▸ **The exercise**:
Reproduce the material from its first line through the line containing "y-axis-title: f(p) [60,27,112,67]", with both ends included, and leave out the pictures.

(Dataset entries)

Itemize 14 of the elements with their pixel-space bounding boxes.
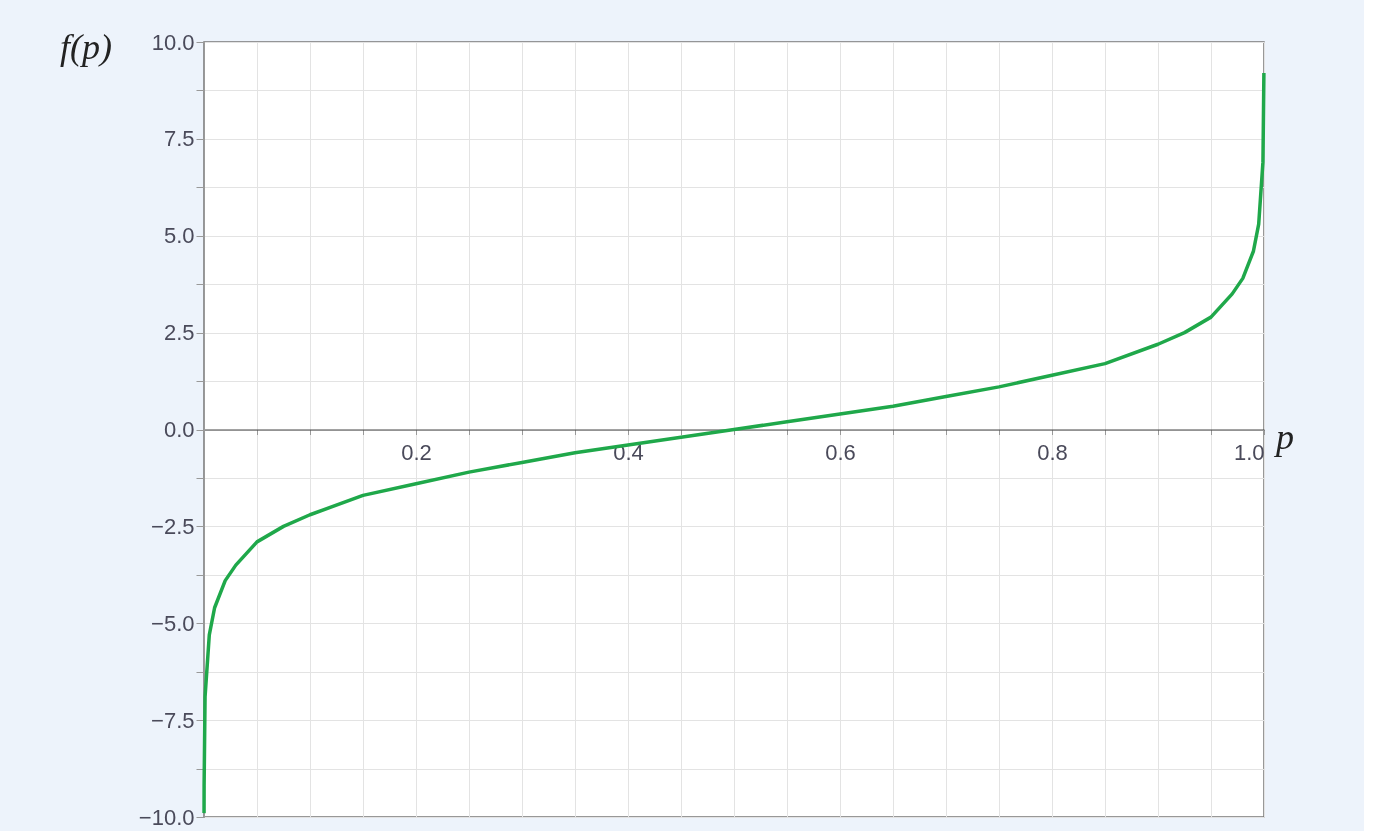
y-tick-label: 10.0 [151,29,195,55]
x-tick-label: 0.8 [1037,440,1068,465]
x-tick-label: 0.6 [825,440,856,465]
y-tick-label: 7.5 [163,126,195,152]
x-axis-title: p [1273,416,1294,457]
y-tick-label: 0.0 [163,417,195,442]
y-tick-label: −10.0 [138,804,195,830]
y-tick-label: 2.5 [163,320,195,346]
y-tick-label: −2.5 [151,513,195,539]
y-tick-label: 5.0 [163,223,195,249]
x-tick-label: 0.2 [401,440,432,465]
y-tick-label: −5.0 [151,610,195,636]
y-tick-label: −7.5 [151,707,195,733]
y-axis-title: f(p) [60,27,112,67]
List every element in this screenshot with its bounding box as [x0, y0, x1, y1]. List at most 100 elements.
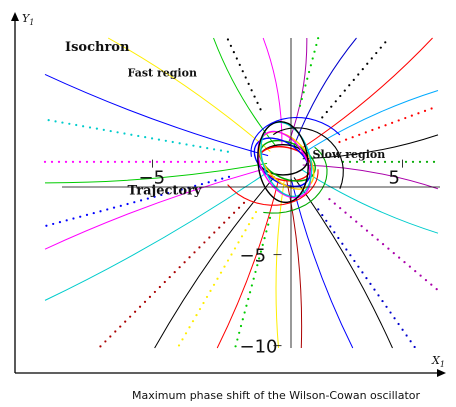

▸ **Reply to the exercise**:
Itemize 14 of the elements with their pixel-space bounding boxes.
y-tick-label: 10.0 [151,29,195,55]
x-tick-label: 0.8 [1037,440,1068,465]
x-tick-label: 0.6 [825,440,856,465]
y-tick-label: 7.5 [163,126,195,152]
x-axis-title: p [1273,416,1294,457]
y-tick-label: 0.0 [163,417,195,442]
y-tick-label: −10.0 [138,804,195,830]
y-tick-label: 2.5 [163,320,195,346]
y-tick-label: −2.5 [151,513,195,539]
y-tick-label: 5.0 [163,223,195,249]
x-tick-label: 0.2 [401,440,432,465]
y-tick-label: −5.0 [151,610,195,636]
y-tick-label: −7.5 [151,707,195,733]
y-axis-title: f(p) [60,27,112,67]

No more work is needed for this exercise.